• [Set problem] Pick out each line containing the string "incidence" and copy it.

• [Material]
-- Begin --
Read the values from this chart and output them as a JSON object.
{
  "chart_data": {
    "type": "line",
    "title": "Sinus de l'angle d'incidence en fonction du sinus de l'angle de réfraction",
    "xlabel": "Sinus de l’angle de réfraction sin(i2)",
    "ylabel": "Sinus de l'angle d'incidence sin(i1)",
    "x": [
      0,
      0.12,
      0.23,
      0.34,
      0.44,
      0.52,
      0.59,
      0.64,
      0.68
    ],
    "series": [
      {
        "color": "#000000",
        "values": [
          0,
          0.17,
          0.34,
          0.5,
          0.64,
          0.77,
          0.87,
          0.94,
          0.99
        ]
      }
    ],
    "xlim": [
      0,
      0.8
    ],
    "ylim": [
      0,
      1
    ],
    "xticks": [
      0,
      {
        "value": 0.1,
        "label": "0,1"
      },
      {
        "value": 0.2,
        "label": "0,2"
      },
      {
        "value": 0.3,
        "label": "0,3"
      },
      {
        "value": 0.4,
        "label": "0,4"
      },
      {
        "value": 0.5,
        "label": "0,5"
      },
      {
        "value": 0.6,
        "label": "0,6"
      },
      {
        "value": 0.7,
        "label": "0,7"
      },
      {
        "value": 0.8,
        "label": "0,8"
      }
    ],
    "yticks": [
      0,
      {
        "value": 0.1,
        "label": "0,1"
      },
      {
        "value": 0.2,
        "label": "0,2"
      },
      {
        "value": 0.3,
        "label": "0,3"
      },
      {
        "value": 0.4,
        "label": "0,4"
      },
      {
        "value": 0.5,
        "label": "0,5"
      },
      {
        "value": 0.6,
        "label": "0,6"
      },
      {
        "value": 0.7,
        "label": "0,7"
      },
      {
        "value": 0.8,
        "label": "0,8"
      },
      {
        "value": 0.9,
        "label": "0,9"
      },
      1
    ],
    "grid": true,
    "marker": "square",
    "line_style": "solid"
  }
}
-- End --
• [Exercise result]
    "title": "Sinus de l'angle d'incidence en fonction du sinus de l'angle de réfraction",
    "ylabel": "Sinus de l'angle d'incidence sin(i1)",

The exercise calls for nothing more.